## Begin MATERIAL TO PROCESS

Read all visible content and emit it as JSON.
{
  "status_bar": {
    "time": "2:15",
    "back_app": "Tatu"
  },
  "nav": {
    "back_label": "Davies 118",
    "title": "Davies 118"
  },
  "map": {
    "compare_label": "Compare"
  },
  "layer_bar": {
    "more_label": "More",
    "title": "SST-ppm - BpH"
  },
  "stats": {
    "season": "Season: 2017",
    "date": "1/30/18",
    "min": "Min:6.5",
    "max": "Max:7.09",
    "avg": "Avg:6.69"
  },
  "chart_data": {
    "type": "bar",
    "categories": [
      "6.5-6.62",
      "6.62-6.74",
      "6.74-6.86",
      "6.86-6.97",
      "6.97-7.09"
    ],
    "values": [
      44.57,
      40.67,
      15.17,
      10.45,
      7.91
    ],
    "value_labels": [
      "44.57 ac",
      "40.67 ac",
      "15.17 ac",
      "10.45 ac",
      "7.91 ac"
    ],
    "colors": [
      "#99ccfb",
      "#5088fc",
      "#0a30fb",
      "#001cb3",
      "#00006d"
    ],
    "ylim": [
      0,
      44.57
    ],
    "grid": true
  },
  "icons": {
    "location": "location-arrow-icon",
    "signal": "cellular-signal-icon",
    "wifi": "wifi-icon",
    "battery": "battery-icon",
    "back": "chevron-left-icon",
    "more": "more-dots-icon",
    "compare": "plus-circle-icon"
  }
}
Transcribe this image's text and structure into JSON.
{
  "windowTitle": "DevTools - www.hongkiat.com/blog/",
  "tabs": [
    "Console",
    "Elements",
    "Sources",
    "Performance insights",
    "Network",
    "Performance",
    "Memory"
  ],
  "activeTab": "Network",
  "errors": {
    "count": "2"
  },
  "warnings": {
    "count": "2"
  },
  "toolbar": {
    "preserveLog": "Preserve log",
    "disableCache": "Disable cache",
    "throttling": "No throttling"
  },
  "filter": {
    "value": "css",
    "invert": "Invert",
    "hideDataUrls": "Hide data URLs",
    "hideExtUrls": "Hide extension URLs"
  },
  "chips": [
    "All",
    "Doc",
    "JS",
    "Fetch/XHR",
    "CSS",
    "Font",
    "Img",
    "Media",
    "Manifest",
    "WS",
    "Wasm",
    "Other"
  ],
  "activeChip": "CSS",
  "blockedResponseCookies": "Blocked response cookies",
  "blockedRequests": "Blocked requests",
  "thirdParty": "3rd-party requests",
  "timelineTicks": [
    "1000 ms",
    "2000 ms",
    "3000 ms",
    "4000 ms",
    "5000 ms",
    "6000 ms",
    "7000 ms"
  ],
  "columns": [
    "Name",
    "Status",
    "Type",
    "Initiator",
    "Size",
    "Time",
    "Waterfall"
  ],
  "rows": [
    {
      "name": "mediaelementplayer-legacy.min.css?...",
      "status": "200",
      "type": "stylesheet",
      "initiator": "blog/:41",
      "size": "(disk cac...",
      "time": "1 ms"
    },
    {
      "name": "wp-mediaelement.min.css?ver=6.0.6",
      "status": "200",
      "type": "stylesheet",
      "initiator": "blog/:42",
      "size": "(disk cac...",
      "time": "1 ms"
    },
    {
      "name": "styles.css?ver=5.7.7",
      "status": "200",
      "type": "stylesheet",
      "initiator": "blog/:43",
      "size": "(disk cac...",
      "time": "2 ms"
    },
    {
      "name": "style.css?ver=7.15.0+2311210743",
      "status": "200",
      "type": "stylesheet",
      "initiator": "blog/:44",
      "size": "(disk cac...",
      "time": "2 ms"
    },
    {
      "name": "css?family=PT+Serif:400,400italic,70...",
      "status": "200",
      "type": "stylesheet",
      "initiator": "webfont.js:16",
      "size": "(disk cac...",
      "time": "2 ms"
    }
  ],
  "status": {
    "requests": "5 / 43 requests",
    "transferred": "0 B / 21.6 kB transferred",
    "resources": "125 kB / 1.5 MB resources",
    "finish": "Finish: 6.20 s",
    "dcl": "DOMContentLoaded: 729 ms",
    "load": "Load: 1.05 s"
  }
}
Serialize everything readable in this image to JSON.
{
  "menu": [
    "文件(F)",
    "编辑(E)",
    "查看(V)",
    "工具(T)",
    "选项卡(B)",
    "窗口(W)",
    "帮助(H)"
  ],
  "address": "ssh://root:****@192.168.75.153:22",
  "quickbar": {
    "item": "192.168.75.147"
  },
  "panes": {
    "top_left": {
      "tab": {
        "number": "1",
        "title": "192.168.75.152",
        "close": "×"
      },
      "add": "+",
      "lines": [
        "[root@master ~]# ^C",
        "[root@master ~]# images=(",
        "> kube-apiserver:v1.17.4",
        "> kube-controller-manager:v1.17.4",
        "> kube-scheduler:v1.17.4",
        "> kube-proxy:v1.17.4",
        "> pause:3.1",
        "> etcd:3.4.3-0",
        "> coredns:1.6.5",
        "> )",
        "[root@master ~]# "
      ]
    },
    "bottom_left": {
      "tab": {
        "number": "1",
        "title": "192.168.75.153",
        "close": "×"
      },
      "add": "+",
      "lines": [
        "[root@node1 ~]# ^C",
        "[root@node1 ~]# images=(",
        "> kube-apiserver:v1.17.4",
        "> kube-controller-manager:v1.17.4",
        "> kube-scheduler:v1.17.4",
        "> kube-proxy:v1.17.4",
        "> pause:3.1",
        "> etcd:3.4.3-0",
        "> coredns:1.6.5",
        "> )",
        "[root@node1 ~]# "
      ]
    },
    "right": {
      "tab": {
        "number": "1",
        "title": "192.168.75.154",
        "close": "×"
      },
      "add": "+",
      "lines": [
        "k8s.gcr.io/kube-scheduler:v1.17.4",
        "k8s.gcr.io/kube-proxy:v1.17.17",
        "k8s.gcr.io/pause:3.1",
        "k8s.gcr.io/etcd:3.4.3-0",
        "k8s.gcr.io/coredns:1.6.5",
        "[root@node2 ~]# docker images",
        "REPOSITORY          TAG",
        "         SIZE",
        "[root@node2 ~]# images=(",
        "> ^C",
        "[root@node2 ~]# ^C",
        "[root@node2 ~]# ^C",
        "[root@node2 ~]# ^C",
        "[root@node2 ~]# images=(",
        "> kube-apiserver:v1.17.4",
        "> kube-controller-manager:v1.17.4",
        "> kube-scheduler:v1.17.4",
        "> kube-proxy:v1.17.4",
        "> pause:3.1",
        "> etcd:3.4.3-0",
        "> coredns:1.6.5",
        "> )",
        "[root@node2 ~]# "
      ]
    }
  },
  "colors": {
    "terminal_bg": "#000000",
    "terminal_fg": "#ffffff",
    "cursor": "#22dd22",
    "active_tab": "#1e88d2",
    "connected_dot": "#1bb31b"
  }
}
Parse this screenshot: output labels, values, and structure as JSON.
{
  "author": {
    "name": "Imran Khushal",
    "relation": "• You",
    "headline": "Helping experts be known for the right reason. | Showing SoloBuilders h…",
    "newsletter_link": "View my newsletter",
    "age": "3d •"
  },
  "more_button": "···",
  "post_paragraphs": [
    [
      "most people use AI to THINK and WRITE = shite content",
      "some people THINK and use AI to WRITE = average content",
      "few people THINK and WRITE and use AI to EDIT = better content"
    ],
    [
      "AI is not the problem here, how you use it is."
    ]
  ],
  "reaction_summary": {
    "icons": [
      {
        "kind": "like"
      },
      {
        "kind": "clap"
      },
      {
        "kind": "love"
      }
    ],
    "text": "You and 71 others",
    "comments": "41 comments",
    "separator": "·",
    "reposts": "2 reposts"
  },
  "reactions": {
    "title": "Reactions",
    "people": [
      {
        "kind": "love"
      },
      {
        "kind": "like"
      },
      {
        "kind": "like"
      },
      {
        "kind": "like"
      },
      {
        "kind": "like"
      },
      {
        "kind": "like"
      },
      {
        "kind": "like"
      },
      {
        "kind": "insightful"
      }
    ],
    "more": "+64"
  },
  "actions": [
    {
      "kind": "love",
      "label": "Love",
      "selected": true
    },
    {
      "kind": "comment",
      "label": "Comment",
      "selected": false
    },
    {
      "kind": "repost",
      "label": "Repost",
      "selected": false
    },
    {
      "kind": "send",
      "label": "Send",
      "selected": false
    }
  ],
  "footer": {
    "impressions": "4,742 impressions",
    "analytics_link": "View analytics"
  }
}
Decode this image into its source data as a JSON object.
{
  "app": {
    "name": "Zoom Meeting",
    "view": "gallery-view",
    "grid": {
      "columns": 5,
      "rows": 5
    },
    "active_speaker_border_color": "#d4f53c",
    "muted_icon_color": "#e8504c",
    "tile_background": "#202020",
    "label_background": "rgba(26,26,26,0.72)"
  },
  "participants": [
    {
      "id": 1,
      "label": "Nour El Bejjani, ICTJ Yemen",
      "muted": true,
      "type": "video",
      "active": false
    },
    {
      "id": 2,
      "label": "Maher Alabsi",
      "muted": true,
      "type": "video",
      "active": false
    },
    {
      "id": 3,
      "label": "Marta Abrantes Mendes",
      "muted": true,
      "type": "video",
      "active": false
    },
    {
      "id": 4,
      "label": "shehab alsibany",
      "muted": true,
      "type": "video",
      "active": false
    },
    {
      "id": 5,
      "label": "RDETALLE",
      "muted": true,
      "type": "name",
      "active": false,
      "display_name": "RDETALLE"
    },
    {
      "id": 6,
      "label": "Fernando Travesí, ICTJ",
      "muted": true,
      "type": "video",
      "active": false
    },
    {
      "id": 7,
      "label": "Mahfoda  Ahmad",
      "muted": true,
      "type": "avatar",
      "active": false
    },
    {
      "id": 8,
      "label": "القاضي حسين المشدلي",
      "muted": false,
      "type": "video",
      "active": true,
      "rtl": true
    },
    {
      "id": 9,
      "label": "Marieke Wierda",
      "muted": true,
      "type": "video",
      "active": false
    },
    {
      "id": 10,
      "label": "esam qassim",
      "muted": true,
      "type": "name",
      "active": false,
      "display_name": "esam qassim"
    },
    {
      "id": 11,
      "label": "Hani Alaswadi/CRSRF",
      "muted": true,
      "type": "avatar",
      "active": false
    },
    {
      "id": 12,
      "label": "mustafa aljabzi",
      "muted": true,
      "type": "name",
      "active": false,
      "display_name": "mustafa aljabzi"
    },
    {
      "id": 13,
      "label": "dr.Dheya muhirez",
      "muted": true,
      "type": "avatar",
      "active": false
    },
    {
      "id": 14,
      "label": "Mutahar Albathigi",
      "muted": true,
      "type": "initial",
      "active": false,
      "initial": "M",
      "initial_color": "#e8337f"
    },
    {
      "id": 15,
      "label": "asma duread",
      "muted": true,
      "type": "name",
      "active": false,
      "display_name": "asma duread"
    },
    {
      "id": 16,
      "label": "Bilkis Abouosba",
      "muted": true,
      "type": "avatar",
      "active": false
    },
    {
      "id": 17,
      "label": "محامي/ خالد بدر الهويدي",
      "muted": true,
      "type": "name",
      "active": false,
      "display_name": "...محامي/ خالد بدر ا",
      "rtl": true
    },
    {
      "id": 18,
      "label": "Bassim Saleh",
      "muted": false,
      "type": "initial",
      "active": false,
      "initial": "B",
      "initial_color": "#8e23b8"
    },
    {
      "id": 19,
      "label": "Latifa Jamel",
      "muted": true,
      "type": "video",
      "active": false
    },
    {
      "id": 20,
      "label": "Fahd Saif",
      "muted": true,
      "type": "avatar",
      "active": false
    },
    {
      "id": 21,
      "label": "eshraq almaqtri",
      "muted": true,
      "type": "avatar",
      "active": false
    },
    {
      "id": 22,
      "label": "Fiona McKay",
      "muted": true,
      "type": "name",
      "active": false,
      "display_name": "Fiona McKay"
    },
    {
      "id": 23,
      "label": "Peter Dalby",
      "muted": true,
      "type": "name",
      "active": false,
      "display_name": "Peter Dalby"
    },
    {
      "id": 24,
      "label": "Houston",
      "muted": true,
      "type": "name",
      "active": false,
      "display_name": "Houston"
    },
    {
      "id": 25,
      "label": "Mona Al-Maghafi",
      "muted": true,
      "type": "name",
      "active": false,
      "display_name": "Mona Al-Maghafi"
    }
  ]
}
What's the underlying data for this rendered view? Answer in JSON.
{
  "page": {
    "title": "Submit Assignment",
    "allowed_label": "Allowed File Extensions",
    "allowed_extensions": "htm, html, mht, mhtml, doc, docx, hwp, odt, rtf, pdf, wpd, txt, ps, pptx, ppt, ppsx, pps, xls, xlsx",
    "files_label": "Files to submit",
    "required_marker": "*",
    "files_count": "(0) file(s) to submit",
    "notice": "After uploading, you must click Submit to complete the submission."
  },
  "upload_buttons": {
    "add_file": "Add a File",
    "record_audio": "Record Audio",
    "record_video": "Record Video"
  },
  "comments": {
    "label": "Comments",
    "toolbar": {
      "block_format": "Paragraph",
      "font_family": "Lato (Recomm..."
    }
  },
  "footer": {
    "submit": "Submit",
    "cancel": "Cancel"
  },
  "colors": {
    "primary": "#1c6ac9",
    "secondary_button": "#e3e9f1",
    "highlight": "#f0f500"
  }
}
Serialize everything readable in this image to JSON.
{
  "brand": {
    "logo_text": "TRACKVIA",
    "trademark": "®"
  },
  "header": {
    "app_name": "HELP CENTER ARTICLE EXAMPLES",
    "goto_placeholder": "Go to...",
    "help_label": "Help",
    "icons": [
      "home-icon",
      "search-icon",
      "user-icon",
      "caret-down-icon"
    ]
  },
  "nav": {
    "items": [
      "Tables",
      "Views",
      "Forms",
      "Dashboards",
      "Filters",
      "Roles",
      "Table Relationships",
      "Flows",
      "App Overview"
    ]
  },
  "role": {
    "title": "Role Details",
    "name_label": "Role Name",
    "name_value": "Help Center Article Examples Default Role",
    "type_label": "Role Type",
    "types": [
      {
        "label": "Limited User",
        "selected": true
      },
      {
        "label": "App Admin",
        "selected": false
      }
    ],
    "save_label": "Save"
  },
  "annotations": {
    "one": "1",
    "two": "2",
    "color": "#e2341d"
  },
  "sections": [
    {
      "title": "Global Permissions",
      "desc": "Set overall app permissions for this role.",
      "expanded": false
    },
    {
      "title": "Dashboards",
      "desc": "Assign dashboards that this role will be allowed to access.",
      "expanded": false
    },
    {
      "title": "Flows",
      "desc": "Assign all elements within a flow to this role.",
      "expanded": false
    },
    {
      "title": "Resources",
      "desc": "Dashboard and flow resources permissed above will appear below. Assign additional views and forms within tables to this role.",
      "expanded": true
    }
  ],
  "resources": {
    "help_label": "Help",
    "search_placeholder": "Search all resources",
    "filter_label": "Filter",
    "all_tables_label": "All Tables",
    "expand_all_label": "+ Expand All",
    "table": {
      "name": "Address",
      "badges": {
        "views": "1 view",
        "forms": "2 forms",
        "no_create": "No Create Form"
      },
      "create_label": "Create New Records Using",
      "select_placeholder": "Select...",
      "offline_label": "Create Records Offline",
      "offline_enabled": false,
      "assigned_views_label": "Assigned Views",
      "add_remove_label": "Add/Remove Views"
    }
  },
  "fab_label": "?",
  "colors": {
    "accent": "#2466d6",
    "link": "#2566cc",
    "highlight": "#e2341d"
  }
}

## End MATERIAL TO PROCESS

§ WORK TO COMPLETE
In the entries above, identify each line that includes the string "images", then copy it.

§ TASK RESULT
        "[root@master ~]# images=(",
        "[root@node1 ~]# images=(",
        "[root@node2 ~]# docker images",
        "[root@node2 ~]# images=(",
        "[root@node2 ~]# images=(",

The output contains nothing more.